▶ [Records for the exercise]:
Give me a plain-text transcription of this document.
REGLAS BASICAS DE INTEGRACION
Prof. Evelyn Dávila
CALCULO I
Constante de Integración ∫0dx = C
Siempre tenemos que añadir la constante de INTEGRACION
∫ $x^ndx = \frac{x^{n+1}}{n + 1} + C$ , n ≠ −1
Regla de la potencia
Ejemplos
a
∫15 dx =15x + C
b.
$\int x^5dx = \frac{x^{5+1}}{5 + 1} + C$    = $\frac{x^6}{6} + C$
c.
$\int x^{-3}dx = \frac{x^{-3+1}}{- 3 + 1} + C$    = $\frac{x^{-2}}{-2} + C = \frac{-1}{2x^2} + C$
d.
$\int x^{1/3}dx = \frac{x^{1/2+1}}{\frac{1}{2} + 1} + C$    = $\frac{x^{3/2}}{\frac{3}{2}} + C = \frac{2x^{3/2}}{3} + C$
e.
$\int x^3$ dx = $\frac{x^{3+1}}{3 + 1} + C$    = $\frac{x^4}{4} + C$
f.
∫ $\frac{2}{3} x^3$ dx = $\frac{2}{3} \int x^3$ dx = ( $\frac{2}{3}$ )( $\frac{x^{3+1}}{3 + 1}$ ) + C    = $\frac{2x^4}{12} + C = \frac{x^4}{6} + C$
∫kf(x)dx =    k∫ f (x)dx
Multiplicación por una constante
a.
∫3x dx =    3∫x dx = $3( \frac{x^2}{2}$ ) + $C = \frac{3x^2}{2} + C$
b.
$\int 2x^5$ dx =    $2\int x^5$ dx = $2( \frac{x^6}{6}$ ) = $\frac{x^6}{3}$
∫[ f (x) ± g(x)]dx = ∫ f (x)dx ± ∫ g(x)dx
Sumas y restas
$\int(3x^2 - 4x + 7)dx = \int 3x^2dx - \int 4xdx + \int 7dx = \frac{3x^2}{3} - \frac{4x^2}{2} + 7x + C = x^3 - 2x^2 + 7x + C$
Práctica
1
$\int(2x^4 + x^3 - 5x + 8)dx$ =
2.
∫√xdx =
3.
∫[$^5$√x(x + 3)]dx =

▶ [Exercise prompt]:
Print out all the entries precisely as written.

▶ [Answer to the exercise]:
Give me a plain-text transcription of this document.
REGLAS BASICAS DE INTEGRACION
Prof. Evelyn Dávila
CALCULO I
Constante de Integración ∫0dx = C
Siempre tenemos que añadir la constante de INTEGRACION
∫ $x^ndx = \frac{x^{n+1}}{n + 1} + C$ , n ≠ −1
Regla de la potencia
Ejemplos
a
∫15 dx =15x + C
b.
$\int x^5dx = \frac{x^{5+1}}{5 + 1} + C$    = $\frac{x^6}{6} + C$
c.
$\int x^{-3}dx = \frac{x^{-3+1}}{- 3 + 1} + C$    = $\frac{x^{-2}}{-2} + C = \frac{-1}{2x^2} + C$
d.
$\int x^{1/3}dx = \frac{x^{1/2+1}}{\frac{1}{2} + 1} + C$    = $\frac{x^{3/2}}{\frac{3}{2}} + C = \frac{2x^{3/2}}{3} + C$
e.
$\int x^3$ dx = $\frac{x^{3+1}}{3 + 1} + C$    = $\frac{x^4}{4} + C$
f.
∫ $\frac{2}{3} x^3$ dx = $\frac{2}{3} \int x^3$ dx = ( $\frac{2}{3}$ )( $\frac{x^{3+1}}{3 + 1}$ ) + C    = $\frac{2x^4}{12} + C = \frac{x^4}{6} + C$
∫kf(x)dx =    k∫ f (x)dx
Multiplicación por una constante
a.
∫3x dx =    3∫x dx = $3( \frac{x^2}{2}$ ) + $C = \frac{3x^2}{2} + C$
b.
$\int 2x^5$ dx =    $2\int x^5$ dx = $2( \frac{x^6}{6}$ ) = $\frac{x^6}{3}$
∫[ f (x) ± g(x)]dx = ∫ f (x)dx ± ∫ g(x)dx
Sumas y restas
$\int(3x^2 - 4x + 7)dx = \int 3x^2dx - \int 4xdx + \int 7dx = \frac{3x^2}{3} - \frac{4x^2}{2} + 7x + C = x^3 - 2x^2 + 7x + C$
Práctica
1
$\int(2x^4 + x^3 - 5x + 8)dx$ =
2.
∫√xdx =
3.
∫[$^5$√x(x + 3)]dx =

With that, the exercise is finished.